▶ _SUPPLIED DATA_
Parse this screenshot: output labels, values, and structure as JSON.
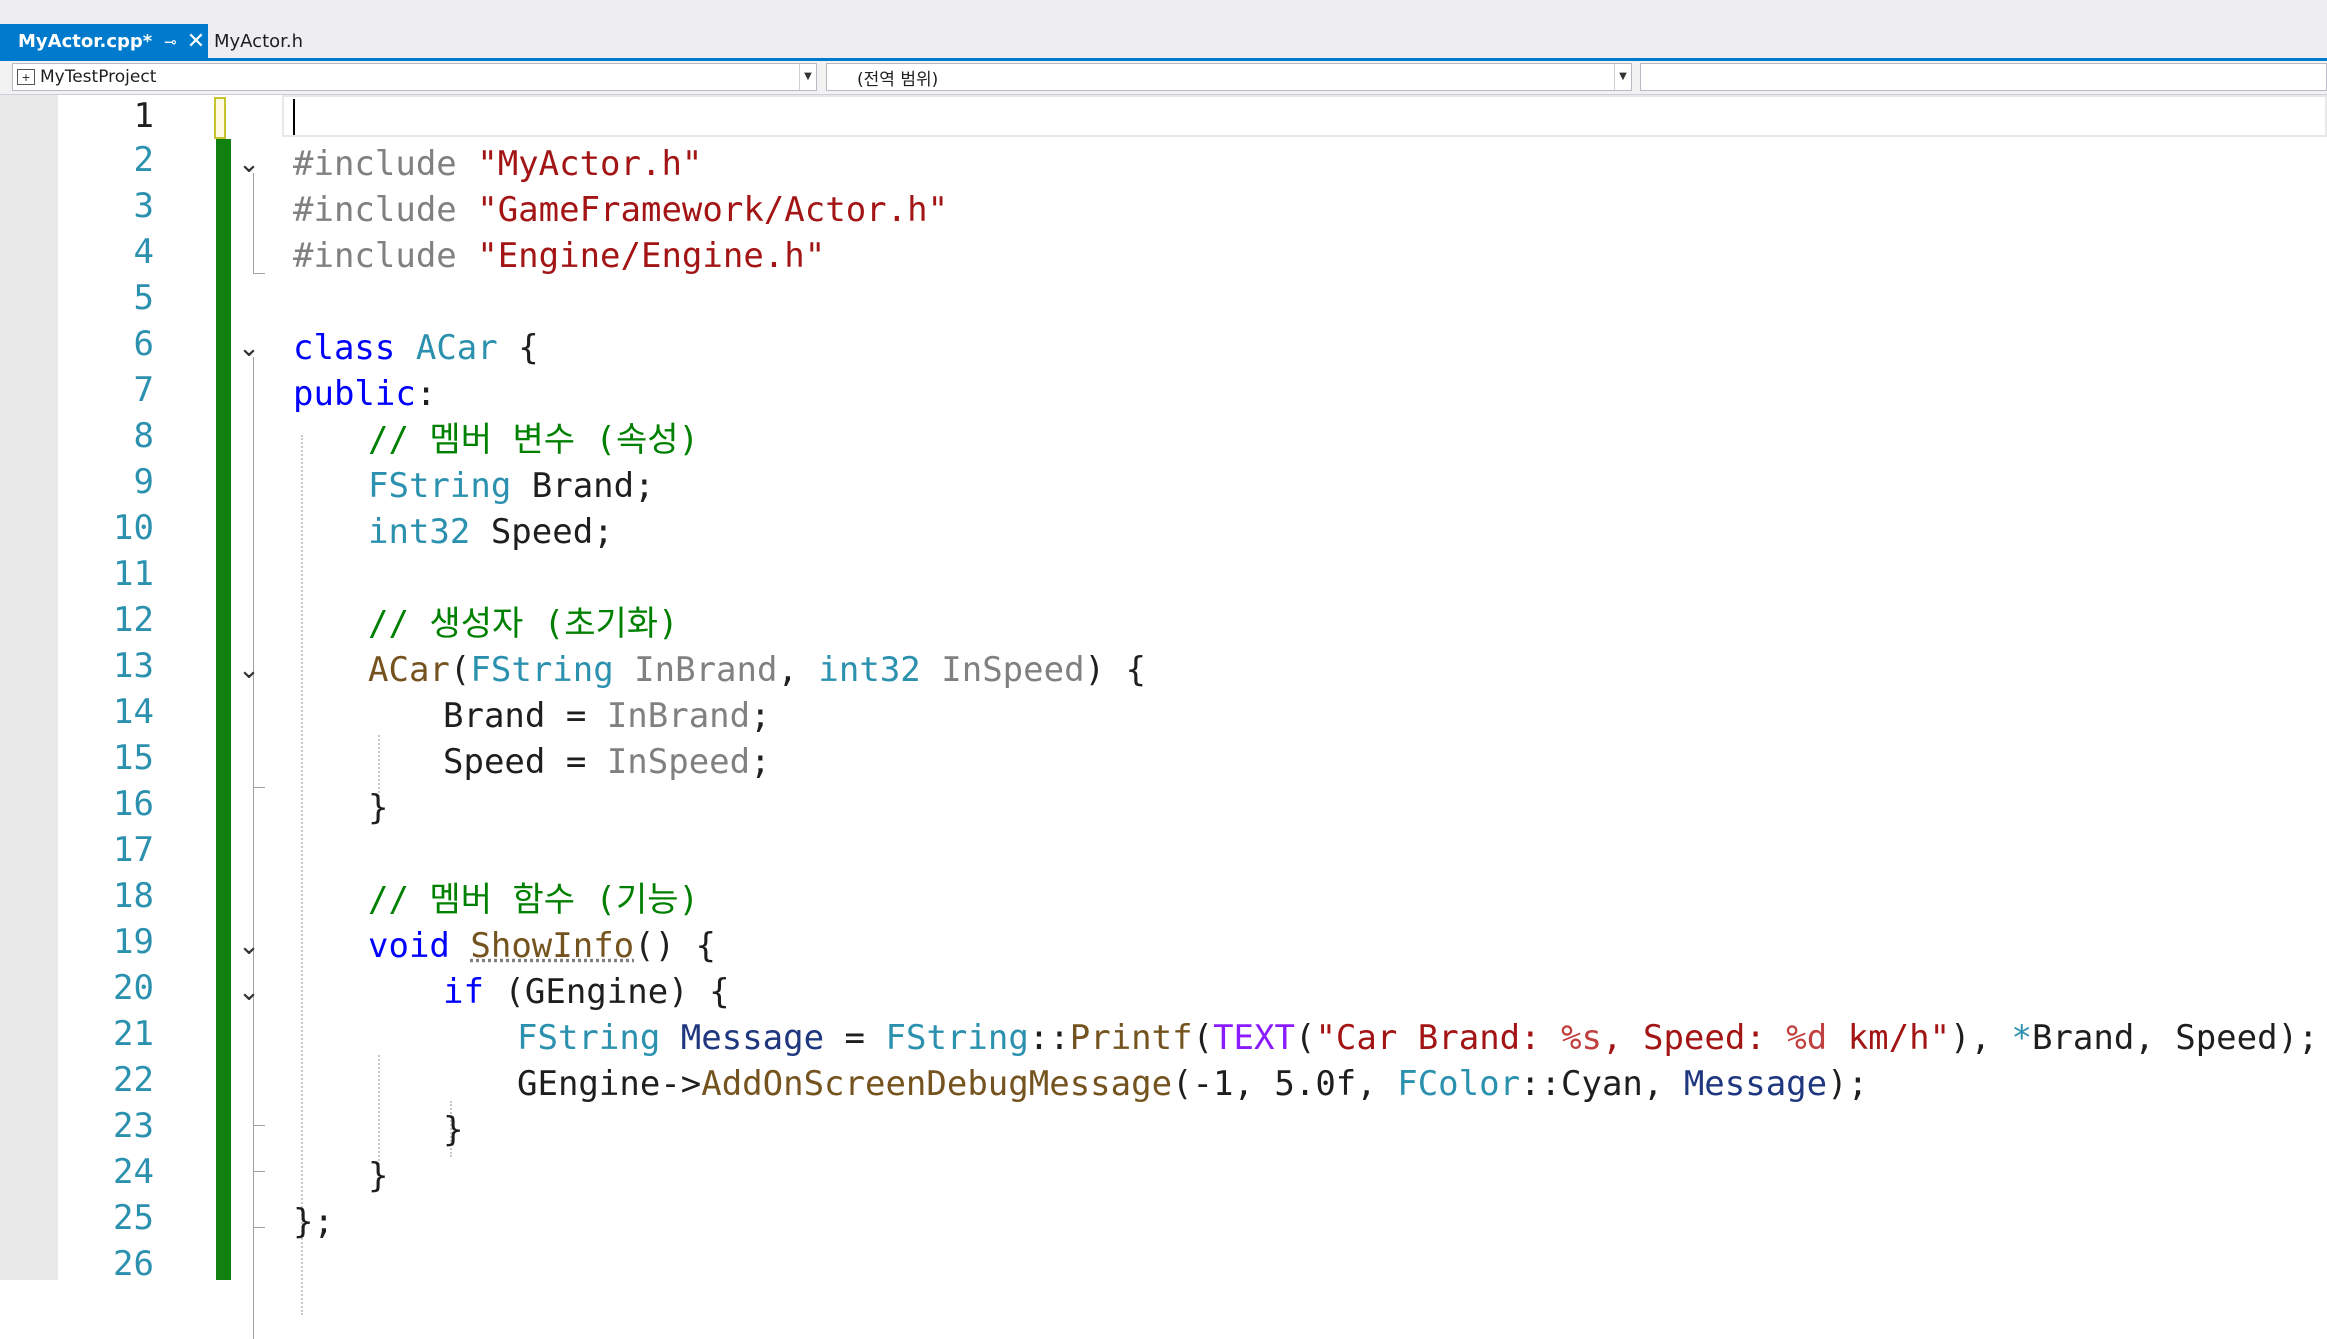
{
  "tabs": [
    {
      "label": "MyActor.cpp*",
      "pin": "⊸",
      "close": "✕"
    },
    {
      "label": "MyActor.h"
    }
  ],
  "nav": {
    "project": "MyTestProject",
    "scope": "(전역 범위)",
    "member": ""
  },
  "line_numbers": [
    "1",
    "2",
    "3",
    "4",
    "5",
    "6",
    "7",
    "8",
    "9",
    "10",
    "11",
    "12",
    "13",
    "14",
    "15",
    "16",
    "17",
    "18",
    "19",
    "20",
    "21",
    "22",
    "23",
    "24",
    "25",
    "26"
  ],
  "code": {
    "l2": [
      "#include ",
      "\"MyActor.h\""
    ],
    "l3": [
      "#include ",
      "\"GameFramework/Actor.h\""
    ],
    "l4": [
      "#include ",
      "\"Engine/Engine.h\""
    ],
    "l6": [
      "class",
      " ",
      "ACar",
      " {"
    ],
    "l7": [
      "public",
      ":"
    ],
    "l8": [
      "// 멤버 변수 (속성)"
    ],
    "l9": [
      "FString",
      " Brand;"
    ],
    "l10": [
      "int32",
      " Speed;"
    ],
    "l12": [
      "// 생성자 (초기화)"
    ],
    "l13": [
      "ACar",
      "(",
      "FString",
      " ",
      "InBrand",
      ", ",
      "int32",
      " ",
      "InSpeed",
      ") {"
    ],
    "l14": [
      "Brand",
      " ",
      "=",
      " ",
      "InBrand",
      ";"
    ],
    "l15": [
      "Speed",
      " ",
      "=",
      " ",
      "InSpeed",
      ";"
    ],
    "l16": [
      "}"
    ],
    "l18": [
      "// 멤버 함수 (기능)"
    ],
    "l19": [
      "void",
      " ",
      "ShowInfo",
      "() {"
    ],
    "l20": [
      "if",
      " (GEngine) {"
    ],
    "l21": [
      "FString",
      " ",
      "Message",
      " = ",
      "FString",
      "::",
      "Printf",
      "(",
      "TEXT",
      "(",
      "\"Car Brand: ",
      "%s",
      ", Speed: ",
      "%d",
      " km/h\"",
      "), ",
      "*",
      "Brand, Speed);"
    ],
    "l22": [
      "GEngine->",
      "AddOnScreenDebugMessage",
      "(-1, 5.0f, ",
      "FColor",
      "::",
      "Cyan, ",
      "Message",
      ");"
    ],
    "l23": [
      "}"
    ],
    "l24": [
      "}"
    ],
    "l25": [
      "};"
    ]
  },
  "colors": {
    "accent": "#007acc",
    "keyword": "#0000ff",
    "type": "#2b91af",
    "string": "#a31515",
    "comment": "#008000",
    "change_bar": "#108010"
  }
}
---
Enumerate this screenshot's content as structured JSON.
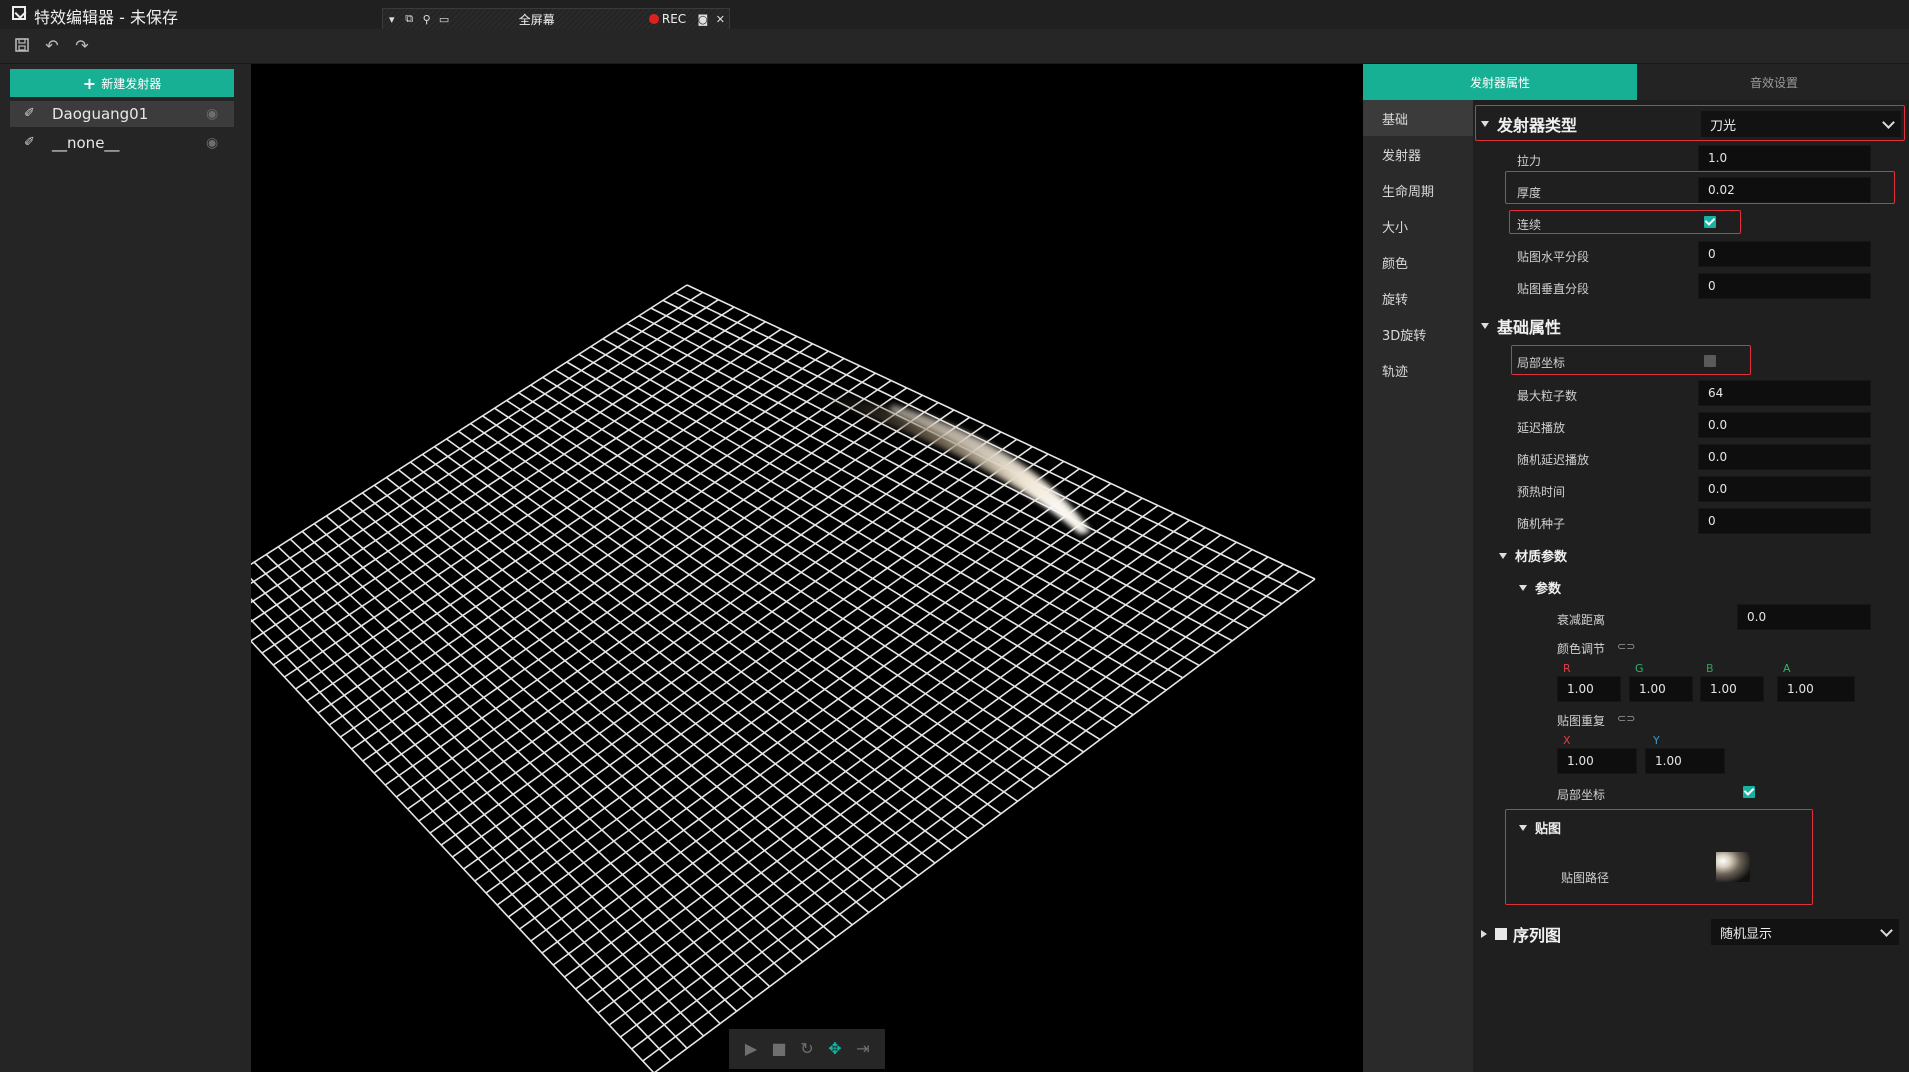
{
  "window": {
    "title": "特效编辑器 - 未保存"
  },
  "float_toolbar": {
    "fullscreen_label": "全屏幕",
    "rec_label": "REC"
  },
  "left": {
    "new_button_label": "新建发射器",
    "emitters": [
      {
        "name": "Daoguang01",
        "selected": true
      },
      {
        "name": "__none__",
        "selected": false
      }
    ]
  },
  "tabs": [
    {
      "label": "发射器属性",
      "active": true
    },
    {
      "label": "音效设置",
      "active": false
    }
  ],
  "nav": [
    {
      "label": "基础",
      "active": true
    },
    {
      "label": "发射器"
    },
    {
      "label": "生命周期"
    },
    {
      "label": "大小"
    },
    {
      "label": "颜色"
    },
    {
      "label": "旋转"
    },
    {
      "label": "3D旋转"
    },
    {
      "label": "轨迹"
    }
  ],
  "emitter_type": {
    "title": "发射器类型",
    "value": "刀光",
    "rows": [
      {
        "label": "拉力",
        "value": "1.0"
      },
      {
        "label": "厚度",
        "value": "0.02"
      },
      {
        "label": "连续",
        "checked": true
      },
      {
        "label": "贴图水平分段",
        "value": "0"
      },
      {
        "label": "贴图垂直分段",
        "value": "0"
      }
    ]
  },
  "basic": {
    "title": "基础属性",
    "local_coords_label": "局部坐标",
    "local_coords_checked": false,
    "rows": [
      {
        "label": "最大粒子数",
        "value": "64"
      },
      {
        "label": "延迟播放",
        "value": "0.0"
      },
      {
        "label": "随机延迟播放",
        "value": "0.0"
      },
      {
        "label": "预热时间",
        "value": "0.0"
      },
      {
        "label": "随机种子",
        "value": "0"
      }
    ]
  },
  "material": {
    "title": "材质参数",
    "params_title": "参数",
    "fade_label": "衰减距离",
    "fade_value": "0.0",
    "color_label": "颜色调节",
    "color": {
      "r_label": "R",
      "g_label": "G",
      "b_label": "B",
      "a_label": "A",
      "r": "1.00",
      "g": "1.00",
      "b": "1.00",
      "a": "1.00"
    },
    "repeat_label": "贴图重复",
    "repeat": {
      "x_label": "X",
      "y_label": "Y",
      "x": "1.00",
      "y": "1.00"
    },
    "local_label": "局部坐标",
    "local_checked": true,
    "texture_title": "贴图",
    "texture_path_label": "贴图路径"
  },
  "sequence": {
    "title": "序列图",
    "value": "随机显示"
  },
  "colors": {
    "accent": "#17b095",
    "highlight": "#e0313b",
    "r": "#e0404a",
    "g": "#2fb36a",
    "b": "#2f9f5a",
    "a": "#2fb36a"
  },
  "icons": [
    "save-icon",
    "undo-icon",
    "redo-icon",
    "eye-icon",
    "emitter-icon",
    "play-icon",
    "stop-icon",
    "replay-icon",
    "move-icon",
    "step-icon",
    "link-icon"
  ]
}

▶ _YOUR INSTRUCTIONS_
Report how many lines of the preceding records include "MyActor". Output the number only.

▶ _EXERCISE RESULT_
3